Report all lines from the entries below in which "línea" appears.

====

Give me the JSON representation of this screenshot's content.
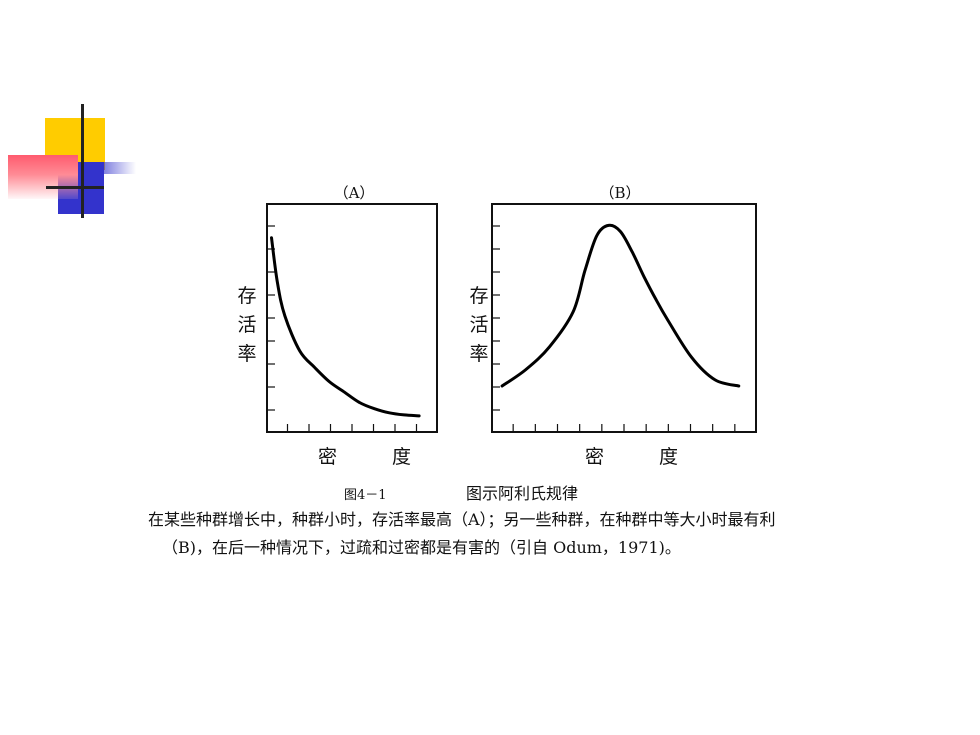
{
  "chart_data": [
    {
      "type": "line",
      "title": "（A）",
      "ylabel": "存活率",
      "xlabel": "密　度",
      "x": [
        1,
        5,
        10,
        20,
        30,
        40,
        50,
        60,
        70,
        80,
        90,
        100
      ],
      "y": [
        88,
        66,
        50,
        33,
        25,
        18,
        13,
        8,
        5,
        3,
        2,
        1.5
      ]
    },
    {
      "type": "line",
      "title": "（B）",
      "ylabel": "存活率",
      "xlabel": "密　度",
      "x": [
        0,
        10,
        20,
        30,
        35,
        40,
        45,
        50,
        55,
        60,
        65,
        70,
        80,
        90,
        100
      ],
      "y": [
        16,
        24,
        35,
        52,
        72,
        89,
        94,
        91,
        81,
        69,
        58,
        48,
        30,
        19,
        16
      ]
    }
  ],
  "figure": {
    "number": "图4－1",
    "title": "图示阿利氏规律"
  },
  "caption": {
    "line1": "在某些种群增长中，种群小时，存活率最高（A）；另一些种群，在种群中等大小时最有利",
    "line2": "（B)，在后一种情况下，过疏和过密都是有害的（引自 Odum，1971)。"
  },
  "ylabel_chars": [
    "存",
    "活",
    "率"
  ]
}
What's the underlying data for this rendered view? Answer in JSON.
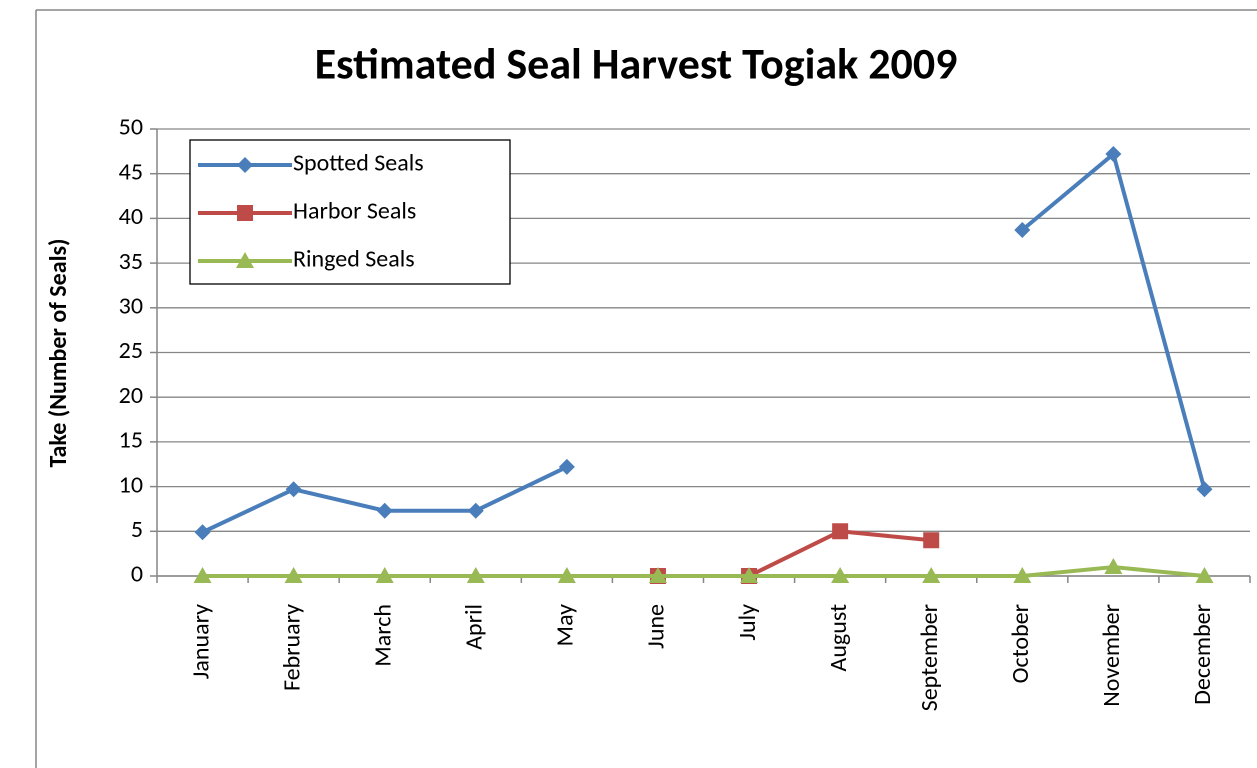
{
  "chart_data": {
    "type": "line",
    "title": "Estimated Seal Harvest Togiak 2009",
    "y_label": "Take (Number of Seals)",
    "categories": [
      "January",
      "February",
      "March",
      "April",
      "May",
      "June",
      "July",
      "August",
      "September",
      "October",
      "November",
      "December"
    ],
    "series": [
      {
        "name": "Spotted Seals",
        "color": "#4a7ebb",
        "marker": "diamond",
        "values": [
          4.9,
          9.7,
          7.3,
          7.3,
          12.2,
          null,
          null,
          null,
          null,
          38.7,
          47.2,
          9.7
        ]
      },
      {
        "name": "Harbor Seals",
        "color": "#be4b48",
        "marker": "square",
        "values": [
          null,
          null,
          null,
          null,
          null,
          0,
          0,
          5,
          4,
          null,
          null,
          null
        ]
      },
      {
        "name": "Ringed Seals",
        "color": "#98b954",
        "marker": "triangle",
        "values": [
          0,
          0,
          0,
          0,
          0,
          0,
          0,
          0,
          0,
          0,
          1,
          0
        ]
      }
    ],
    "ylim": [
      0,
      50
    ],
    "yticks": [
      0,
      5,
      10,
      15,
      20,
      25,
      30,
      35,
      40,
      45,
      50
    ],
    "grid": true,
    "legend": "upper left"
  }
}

====

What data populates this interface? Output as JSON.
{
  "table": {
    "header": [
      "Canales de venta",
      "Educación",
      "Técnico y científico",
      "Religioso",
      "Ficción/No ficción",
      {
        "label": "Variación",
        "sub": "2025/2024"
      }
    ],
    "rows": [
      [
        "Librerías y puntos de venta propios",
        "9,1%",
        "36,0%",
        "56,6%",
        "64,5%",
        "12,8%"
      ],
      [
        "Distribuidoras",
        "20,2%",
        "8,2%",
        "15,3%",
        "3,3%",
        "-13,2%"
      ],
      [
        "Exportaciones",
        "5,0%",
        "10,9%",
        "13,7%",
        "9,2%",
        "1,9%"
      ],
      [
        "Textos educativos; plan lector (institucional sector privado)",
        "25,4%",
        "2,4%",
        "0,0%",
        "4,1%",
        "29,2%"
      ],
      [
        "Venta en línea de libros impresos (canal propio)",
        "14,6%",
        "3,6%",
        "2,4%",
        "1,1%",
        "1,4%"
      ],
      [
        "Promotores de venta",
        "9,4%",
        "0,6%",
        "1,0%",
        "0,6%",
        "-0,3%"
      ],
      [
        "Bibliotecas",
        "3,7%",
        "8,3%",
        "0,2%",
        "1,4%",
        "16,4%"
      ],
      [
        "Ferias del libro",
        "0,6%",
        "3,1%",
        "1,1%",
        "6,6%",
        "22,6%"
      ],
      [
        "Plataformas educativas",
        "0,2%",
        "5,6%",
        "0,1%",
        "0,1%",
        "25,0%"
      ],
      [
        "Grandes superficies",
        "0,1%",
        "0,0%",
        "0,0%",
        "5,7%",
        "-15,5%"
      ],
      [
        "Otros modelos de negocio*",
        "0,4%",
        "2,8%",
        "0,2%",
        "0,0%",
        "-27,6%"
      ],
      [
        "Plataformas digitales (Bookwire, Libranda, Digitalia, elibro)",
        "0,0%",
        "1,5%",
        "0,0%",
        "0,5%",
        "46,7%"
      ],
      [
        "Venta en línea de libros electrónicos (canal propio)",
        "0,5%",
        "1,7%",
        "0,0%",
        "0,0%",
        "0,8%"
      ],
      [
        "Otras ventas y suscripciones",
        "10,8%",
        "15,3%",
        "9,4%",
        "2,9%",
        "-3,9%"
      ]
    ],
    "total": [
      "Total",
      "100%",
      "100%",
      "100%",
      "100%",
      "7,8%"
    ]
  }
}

====

**Written solution**
        "Venta en línea de libros impresos (canal propio)",
        "Venta en línea de libros electrónicos (canal propio)",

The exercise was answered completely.